**STATED PROBLEM**
Below is a listing; write it out exactly and drop any images from it.

**DATA SECTION**

------------------------------------

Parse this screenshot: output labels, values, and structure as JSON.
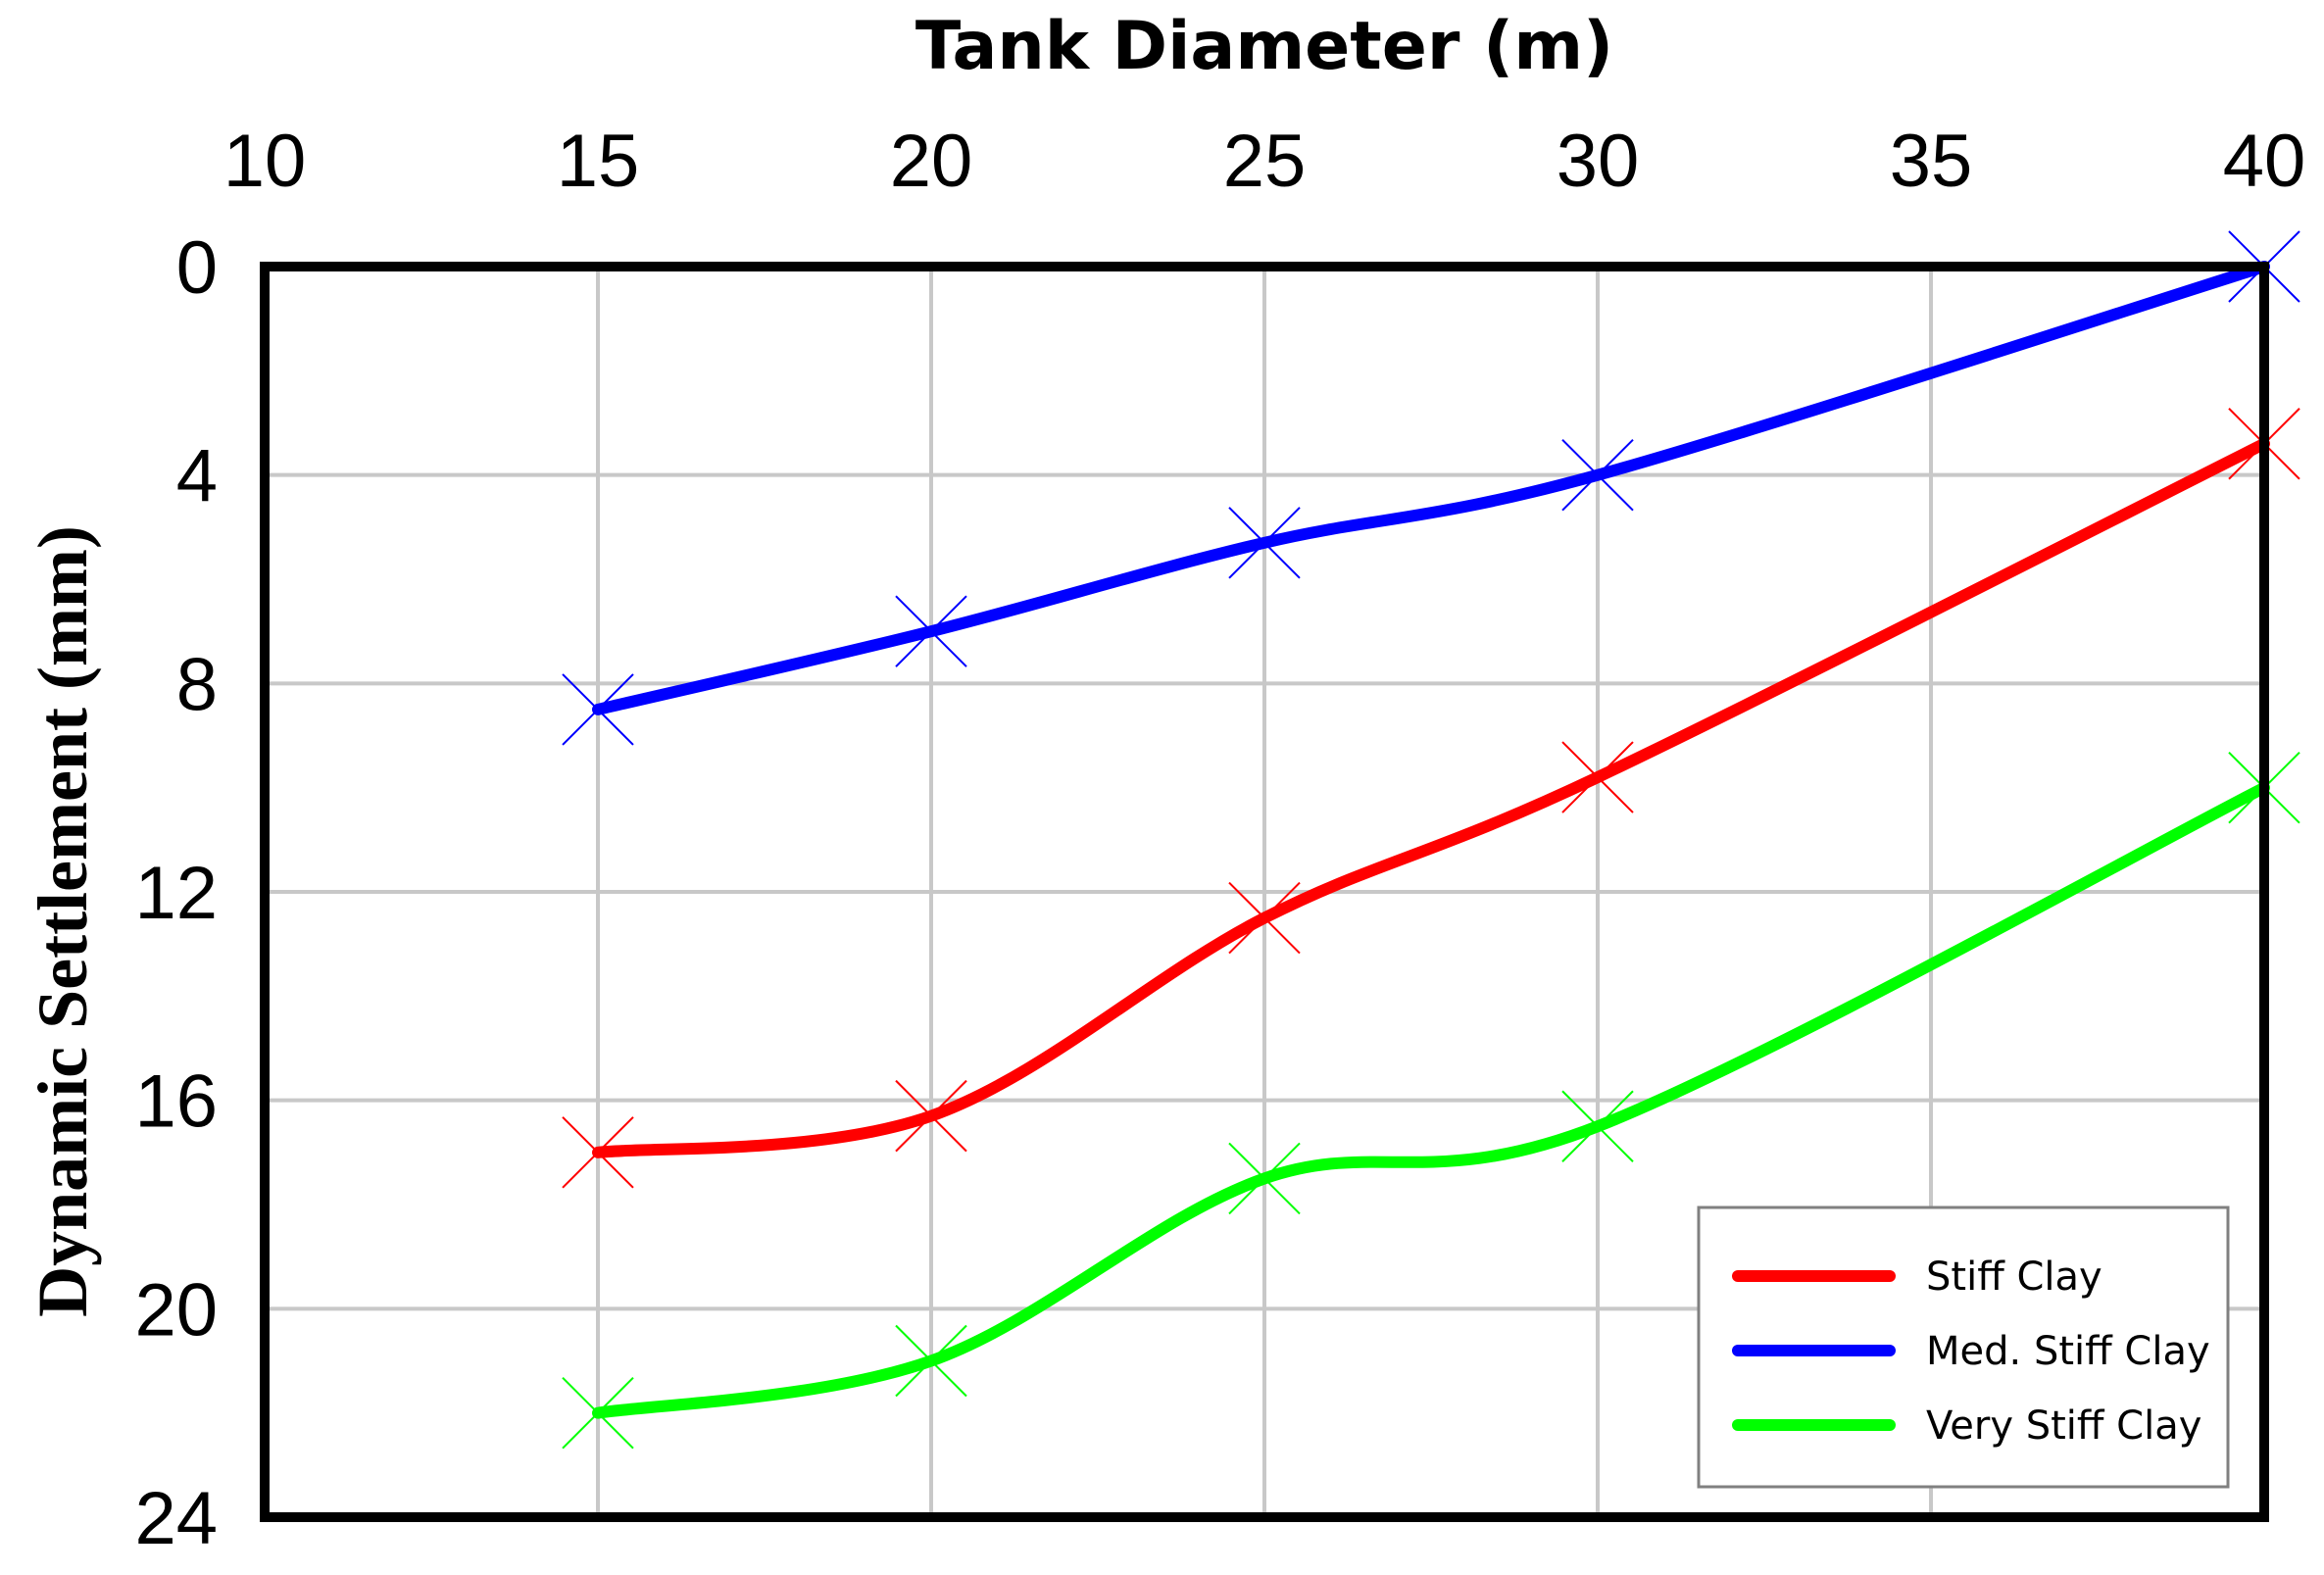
{
  "chart_data": {
    "type": "line",
    "xlabel": "Tank Diameter (m)",
    "ylabel": "Dynamic Settlement (mm)",
    "x_axis_position": "top",
    "y_axis_inverted": true,
    "xlim": [
      10,
      40
    ],
    "ylim": [
      0,
      24
    ],
    "x_ticks": [
      10,
      15,
      20,
      25,
      30,
      35,
      40
    ],
    "y_ticks": [
      0,
      4,
      8,
      12,
      16,
      20,
      24
    ],
    "grid": true,
    "smooth": true,
    "marker": "x",
    "legend_position": "bottom-right",
    "x": [
      15,
      20,
      25,
      30,
      40
    ],
    "series": [
      {
        "name": "Stiff Clay",
        "color": "#ff0000",
        "values": [
          17.0,
          16.3,
          12.5,
          9.8,
          3.4
        ]
      },
      {
        "name": "Med. Stiff Clay",
        "color": "#0000ff",
        "values": [
          8.5,
          7.0,
          5.3,
          4.0,
          0.0
        ]
      },
      {
        "name": "Very Stiff Clay",
        "color": "#00ff00",
        "values": [
          22.0,
          21.0,
          17.5,
          16.5,
          10.0
        ]
      }
    ]
  }
}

------------------------------------

**EXERCISE RESULT**
Parse this screenshot: output labels, values, and structure as JSON.
{
  "chart_data": {
    "type": "line",
    "xlabel": "Tank Diameter (m)",
    "ylabel": "Dynamic Settlement (mm)",
    "x_axis_position": "top",
    "y_axis_inverted": true,
    "xlim": [
      10,
      40
    ],
    "ylim": [
      0,
      24
    ],
    "x_ticks": [
      10,
      15,
      20,
      25,
      30,
      35,
      40
    ],
    "y_ticks": [
      0,
      4,
      8,
      12,
      16,
      20,
      24
    ],
    "grid": true,
    "smooth": true,
    "marker": "x",
    "legend_position": "bottom-right",
    "x": [
      15,
      20,
      25,
      30,
      40
    ],
    "series": [
      {
        "name": "Stiff Clay",
        "color": "#ff0000",
        "values": [
          17.0,
          16.3,
          12.5,
          9.8,
          3.4
        ]
      },
      {
        "name": "Med. Stiff Clay",
        "color": "#0000ff",
        "values": [
          8.5,
          7.0,
          5.3,
          4.0,
          0.0
        ]
      },
      {
        "name": "Very Stiff Clay",
        "color": "#00ff00",
        "values": [
          22.0,
          21.0,
          17.5,
          16.5,
          10.0
        ]
      }
    ]
  }
}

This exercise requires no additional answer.